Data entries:
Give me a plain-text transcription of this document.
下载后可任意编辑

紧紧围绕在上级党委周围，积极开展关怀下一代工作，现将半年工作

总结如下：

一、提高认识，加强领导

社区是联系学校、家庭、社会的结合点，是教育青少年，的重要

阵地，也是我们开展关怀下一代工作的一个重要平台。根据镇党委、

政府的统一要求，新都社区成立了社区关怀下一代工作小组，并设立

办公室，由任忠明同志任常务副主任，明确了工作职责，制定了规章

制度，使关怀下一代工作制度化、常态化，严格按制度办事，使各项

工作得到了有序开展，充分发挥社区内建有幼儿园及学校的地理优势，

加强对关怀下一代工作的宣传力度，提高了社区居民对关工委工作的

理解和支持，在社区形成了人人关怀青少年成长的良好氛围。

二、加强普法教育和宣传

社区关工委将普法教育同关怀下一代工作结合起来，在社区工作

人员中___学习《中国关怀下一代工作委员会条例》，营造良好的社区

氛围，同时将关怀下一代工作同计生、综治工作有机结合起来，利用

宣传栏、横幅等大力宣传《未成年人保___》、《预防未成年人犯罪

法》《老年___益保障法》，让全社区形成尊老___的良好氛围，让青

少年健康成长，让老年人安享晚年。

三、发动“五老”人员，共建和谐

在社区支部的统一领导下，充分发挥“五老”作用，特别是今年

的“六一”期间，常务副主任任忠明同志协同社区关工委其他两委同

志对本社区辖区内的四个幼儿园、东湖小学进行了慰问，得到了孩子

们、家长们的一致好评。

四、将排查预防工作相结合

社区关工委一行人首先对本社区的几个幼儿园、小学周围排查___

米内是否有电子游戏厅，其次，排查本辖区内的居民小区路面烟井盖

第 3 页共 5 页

--- Given exercise ---
Using the listing above, reproduce each line without omission.

--- Output below ---
Give me a plain-text transcription of this document.
下载后可任意编辑

紧紧围绕在上级党委周围，积极开展关怀下一代工作，现将半年工作

总结如下：

一、提高认识，加强领导

社区是联系学校、家庭、社会的结合点，是教育青少年，的重要

阵地，也是我们开展关怀下一代工作的一个重要平台。根据镇党委、

政府的统一要求，新都社区成立了社区关怀下一代工作小组，并设立

办公室，由任忠明同志任常务副主任，明确了工作职责，制定了规章

制度，使关怀下一代工作制度化、常态化，严格按制度办事，使各项

工作得到了有序开展，充分发挥社区内建有幼儿园及学校的地理优势，

加强对关怀下一代工作的宣传力度，提高了社区居民对关工委工作的

理解和支持，在社区形成了人人关怀青少年成长的良好氛围。

二、加强普法教育和宣传

社区关工委将普法教育同关怀下一代工作结合起来，在社区工作

人员中___学习《中国关怀下一代工作委员会条例》，营造良好的社区

氛围，同时将关怀下一代工作同计生、综治工作有机结合起来，利用

宣传栏、横幅等大力宣传《未成年人保___》、《预防未成年人犯罪

法》《老年___益保障法》，让全社区形成尊老___的良好氛围，让青

少年健康成长，让老年人安享晚年。

三、发动“五老”人员，共建和谐

在社区支部的统一领导下，充分发挥“五老”作用，特别是今年

的“六一”期间，常务副主任任忠明同志协同社区关工委其他两委同

志对本社区辖区内的四个幼儿园、东湖小学进行了慰问，得到了孩子

们、家长们的一致好评。

四、将排查预防工作相结合

社区关工委一行人首先对本社区的几个幼儿园、小学周围排查___

米内是否有电子游戏厅，其次，排查本辖区内的居民小区路面烟井盖

第 3 页共 5 页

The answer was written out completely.